Reproduce word for word the part of the forum thread on 2.8 V6 performance parts that runs from "there is a company" up to and including "my own intake!!".

* _Passage to read_
+++

# 2.8 v6 performance parts?



## Eloe1988 (Mar 20, 2009)

Anyone know where I can find performance parts for this motor or any suggestions on any upgrades


----------



## spitpilot (Feb 14, 2000)

*Re: 2.8 v6 performance parts? (Eloe1988)*

Not too much made for this motor...unlike the 1.8/2.0T motors....less volume in sales and there are no ez ways to get more power outa non turbo engine...look up "supercharging" in B5 Forum archives..someone made a kit..$5K or so as I recall...other than that...you'd have to tear down motor...do head work and see if anyone makes performance cams, headers etc good ol fashion breathing improvement...and of course if you want to go all out..maybe this motor uses same block as the later larger Audi V6's and you can bore/stroke to get 3.2L...gonna cost mucho money though!


----------



## 01_Passat_B5.5 (Apr 16, 2008)

*Re: 2.8 v6 performance parts? (spitpilot)*

there is a company that makes superchargers, they are around 5k, they also make a full mandrel(dont know if that is how you spell it) bent exhaust that bolts up for 2,300.00 (headers, highflow cat, high flow res, and duel exhaust). I cannot remember the company names though. I made my own intake!!

+++

* _Dataset extract_
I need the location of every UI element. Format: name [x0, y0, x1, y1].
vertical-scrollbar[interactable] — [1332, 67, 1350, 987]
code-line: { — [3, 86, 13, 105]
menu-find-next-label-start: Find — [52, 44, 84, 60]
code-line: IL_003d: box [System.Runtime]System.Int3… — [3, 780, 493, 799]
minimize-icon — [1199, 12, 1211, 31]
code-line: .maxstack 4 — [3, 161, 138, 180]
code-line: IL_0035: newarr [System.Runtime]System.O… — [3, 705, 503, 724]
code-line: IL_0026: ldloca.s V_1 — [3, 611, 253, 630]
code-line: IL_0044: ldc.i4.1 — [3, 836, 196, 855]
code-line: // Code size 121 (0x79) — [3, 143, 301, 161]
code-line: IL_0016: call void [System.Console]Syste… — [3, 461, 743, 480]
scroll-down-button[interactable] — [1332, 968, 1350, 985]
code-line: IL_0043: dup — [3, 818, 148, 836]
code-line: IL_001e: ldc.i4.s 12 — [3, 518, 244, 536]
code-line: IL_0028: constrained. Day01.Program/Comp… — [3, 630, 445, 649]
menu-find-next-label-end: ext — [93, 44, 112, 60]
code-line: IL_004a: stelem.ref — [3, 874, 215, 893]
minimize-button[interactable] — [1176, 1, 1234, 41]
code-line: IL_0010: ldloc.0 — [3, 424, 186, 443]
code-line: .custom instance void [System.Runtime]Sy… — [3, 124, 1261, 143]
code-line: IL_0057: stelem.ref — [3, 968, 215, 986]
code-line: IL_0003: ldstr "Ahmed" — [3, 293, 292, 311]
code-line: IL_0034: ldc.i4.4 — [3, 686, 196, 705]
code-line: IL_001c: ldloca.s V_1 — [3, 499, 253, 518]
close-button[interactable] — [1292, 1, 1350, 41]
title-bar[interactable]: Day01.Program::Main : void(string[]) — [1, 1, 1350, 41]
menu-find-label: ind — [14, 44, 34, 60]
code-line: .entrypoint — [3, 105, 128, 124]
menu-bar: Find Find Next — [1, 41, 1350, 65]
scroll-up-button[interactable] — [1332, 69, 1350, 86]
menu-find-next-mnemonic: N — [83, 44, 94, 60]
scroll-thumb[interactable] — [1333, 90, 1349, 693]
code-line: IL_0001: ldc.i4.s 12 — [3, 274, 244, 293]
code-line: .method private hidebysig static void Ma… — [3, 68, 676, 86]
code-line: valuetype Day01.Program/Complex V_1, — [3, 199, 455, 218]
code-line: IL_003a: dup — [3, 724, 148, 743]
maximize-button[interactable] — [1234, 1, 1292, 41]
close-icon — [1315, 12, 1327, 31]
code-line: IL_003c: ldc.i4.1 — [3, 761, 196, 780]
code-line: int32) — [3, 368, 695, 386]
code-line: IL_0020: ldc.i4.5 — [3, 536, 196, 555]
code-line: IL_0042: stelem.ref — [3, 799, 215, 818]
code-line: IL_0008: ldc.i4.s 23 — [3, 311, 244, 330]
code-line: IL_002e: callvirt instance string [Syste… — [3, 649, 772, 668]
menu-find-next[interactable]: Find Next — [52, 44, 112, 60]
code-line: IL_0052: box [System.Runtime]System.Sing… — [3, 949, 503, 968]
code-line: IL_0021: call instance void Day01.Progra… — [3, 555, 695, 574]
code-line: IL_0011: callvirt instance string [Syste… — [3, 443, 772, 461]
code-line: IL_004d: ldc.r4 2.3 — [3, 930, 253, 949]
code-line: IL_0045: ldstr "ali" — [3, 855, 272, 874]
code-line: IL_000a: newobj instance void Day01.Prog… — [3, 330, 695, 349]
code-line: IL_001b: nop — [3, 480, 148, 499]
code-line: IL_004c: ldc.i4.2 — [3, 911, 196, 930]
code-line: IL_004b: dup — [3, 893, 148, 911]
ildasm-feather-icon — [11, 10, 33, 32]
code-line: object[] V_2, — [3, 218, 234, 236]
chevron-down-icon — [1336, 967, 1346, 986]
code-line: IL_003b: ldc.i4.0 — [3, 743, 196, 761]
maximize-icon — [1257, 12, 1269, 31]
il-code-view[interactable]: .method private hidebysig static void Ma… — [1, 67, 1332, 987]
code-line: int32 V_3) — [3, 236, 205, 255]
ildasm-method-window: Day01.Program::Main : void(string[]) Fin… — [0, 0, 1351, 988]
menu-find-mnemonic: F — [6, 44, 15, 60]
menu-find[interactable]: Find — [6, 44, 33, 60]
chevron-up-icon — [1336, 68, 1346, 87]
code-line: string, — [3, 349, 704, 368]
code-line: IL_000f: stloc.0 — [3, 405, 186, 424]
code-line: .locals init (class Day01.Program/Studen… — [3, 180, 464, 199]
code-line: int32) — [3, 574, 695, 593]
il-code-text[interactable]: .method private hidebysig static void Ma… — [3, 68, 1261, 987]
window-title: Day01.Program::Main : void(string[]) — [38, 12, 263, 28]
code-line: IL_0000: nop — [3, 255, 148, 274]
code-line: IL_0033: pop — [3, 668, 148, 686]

+++

* _Response to this task_
there is a company that makes superchargers, they are around 5k, they also make a full mandrel(dont know if that is how you spell it) bent exhaust that bolts up for 2,300.00 (headers, highflow cat, high flow res, and duel exhaust). I cannot remember the company names though. I made my own intake!!